Problem. Answer with a single number, the count of lines holding the word "application".

Data items.
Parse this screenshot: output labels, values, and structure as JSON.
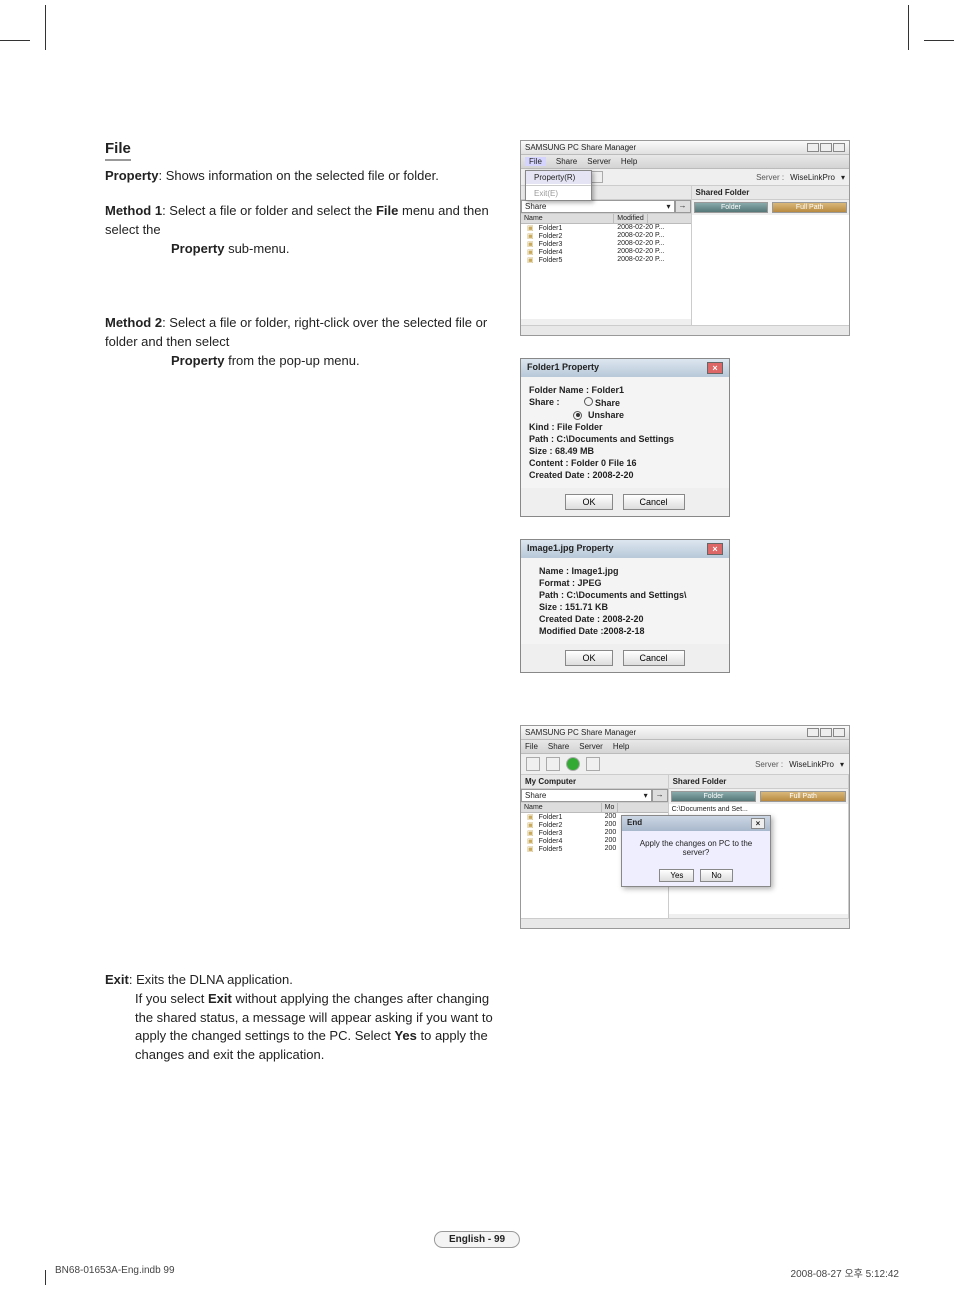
{
  "section_title": "File",
  "property_line_bold": "Property",
  "property_line_rest": ": Shows information on the selected file or folder.",
  "method1_label": "Method 1",
  "method1_text_a": ": Select a file or folder and select the ",
  "method1_text_file": "File",
  "method1_text_b": " menu and then select the ",
  "method1_text_prop": "Property",
  "method1_text_c": " sub-menu.",
  "method2_label": "Method 2",
  "method2_text_a": ": Select a file or folder, right-click over the selected file or folder and then select ",
  "method2_text_prop": "Property",
  "method2_text_b": " from the pop-up menu.",
  "exit_label": "Exit",
  "exit_text_a": ": Exits the DLNA application.",
  "exit_body_a": "If you select ",
  "exit_body_exit": "Exit",
  "exit_body_b": " without applying the changes after changing the shared status, a message will appear asking if you want to apply the changed settings to the PC. Select ",
  "exit_body_yes": "Yes",
  "exit_body_c": " to apply the changes and exit the application.",
  "app_title": "SAMSUNG PC Share Manager",
  "menu": {
    "file": "File",
    "share": "Share",
    "server": "Server",
    "help": "Help"
  },
  "file_menu": {
    "property": "Property(R)",
    "exit": "Exit(E)"
  },
  "server_label": "Server :",
  "server_value": "WiseLinkPro",
  "panel": {
    "mycomputer": "My Computer",
    "shared": "Shared Folder",
    "share_dd": "Share",
    "folder_btn": "Folder",
    "fullpath_btn": "Full Path"
  },
  "cols": {
    "name": "Name",
    "modified": "Modified"
  },
  "rows": [
    {
      "name": "Folder1",
      "mod": "2008-02-20 P..."
    },
    {
      "name": "Folder2",
      "mod": "2008-02-20 P..."
    },
    {
      "name": "Folder3",
      "mod": "2008-02-20 P..."
    },
    {
      "name": "Folder4",
      "mod": "2008-02-20 P..."
    },
    {
      "name": "Folder5",
      "mod": "2008-02-20 P..."
    }
  ],
  "rows2": [
    {
      "name": "Folder1",
      "mod": "200"
    },
    {
      "name": "Folder2",
      "mod": "200"
    },
    {
      "name": "Folder3",
      "mod": "200"
    },
    {
      "name": "Folder4",
      "mod": "200"
    },
    {
      "name": "Folder5",
      "mod": "200"
    }
  ],
  "folder_prop": {
    "title": "Folder1  Property",
    "name": "Folder Name : Folder1",
    "share_label": "Share :",
    "share_opt": "Share",
    "unshare_opt": "Unshare",
    "kind": "Kind : File Folder",
    "path": "Path :    C:\\Documents and Settings",
    "size": "Size : 68.49 MB",
    "content": "Content : Folder  0 File  16",
    "created": "Created Date : 2008-2-20",
    "ok": "OK",
    "cancel": "Cancel"
  },
  "image_prop": {
    "title": "Image1.jpg  Property",
    "name": "Name : Image1.jpg",
    "format": "Format : JPEG",
    "path": "Path :    C:\\Documents and Settings\\",
    "size": "Size : 151.71 KB",
    "created": "Created Date : 2008-2-20",
    "modified": "Modified Date  :2008-2-18",
    "ok": "OK",
    "cancel": "Cancel"
  },
  "end_dialog": {
    "title": "End",
    "msg": "Apply the changes on PC to the server?",
    "yes": "Yes",
    "no": "No"
  },
  "shared_right_col": "C:\\Documents and Set...",
  "page_badge": "English - 99",
  "footer_left": "BN68-01653A-Eng.indb   99",
  "footer_right": "2008-08-27   오후 5:12:42"
}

Exercise result. 2